## WHAT TO DO:
Copy, from the entries below, each line where the word "type" can be found.

## RECORDS TO USE:
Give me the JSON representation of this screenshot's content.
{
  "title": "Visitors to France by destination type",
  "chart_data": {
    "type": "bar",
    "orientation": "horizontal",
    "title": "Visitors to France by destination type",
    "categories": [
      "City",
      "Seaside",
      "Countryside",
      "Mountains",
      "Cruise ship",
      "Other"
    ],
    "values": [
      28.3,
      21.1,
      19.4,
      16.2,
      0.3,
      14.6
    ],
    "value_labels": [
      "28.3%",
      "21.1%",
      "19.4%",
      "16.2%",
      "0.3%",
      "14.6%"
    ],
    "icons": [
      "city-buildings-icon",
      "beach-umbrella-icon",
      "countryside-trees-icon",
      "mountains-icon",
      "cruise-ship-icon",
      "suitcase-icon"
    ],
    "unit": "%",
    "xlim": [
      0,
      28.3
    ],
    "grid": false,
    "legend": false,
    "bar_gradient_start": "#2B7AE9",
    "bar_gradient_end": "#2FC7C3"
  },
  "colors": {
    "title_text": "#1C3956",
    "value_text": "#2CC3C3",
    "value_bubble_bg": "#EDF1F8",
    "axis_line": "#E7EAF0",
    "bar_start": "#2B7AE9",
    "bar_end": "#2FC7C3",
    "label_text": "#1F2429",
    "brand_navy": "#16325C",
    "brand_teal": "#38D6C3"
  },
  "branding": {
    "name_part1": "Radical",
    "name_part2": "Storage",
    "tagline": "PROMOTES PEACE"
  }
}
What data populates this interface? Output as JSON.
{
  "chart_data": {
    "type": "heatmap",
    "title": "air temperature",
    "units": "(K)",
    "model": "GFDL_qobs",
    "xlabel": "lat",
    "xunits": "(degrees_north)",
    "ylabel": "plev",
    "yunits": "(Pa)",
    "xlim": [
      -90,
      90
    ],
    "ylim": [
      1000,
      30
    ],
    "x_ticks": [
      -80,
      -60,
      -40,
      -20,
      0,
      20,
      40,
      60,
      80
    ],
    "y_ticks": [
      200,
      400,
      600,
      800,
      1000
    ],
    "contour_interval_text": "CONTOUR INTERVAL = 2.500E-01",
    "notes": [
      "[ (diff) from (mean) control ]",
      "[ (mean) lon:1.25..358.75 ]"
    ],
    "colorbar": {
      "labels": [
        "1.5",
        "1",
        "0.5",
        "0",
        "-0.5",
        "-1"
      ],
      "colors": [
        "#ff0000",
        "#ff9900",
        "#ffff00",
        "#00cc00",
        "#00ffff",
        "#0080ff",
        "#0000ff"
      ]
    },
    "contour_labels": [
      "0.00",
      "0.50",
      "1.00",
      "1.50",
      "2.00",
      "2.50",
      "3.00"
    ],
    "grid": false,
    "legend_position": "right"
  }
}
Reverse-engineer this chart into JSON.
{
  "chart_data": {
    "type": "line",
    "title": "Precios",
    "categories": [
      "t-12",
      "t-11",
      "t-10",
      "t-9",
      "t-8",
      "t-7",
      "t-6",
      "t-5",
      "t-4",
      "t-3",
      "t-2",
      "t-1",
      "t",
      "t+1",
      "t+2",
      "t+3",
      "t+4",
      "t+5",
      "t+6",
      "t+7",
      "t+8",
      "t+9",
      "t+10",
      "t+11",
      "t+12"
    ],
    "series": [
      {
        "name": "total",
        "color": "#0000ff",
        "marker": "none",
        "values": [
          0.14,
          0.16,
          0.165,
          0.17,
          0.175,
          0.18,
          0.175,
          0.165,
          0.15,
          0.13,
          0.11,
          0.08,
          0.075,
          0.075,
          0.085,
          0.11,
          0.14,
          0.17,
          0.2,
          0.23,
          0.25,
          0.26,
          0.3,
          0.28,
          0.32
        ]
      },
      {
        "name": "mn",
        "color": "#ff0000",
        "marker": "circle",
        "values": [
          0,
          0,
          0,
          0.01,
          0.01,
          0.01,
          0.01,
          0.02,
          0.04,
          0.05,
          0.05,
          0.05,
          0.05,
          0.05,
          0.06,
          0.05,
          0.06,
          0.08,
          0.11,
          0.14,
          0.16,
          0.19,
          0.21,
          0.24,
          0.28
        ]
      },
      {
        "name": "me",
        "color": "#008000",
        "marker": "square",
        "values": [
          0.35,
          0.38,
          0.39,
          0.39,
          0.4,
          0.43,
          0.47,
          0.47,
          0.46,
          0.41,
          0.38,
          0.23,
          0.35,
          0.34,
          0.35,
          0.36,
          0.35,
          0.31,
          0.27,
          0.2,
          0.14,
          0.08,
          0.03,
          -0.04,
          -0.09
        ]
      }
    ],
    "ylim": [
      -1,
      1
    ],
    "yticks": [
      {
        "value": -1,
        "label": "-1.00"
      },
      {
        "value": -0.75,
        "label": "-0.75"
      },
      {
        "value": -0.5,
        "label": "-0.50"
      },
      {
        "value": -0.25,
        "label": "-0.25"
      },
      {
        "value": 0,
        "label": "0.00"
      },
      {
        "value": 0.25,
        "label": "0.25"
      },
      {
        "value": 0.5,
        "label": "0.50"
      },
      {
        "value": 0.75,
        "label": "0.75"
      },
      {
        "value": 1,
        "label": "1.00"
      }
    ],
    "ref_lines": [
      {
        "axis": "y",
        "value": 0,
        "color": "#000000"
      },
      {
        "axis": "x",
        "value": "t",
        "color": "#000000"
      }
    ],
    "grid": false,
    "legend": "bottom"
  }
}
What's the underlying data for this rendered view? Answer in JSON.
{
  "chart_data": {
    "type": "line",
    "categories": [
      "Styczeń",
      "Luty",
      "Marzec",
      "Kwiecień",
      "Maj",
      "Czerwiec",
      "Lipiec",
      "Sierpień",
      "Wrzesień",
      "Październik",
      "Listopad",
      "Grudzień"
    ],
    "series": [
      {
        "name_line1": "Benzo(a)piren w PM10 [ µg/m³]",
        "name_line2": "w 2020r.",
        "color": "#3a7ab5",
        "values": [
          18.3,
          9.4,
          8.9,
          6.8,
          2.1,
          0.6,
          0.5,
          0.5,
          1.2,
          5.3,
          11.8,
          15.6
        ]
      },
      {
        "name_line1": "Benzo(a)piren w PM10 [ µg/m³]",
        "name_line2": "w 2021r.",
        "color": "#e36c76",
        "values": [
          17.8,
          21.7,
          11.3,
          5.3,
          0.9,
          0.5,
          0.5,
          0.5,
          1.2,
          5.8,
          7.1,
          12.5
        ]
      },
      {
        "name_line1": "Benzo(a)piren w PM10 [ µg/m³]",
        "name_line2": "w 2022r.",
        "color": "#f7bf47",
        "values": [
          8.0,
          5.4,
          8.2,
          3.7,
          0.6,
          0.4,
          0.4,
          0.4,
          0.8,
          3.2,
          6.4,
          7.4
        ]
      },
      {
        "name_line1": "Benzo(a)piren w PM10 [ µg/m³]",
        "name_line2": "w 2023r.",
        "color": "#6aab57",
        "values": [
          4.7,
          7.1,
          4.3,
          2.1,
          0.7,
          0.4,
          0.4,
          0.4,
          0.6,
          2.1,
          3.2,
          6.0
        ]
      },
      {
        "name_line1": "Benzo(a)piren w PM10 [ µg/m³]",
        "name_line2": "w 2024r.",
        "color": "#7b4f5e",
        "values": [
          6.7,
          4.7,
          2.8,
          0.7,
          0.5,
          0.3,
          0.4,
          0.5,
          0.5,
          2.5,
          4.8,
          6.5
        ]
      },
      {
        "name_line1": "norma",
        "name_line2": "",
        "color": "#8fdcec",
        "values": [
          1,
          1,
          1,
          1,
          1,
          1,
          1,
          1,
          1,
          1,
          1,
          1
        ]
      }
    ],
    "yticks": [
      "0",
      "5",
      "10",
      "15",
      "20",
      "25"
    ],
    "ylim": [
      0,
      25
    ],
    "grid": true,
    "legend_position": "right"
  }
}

## OUTPUT BELOW:
  "title": "Visitors to France by destination type",
    "type": "bar",
    "title": "Visitors to France by destination type",
    "type": "heatmap",
    "type": "line",
    "type": "line",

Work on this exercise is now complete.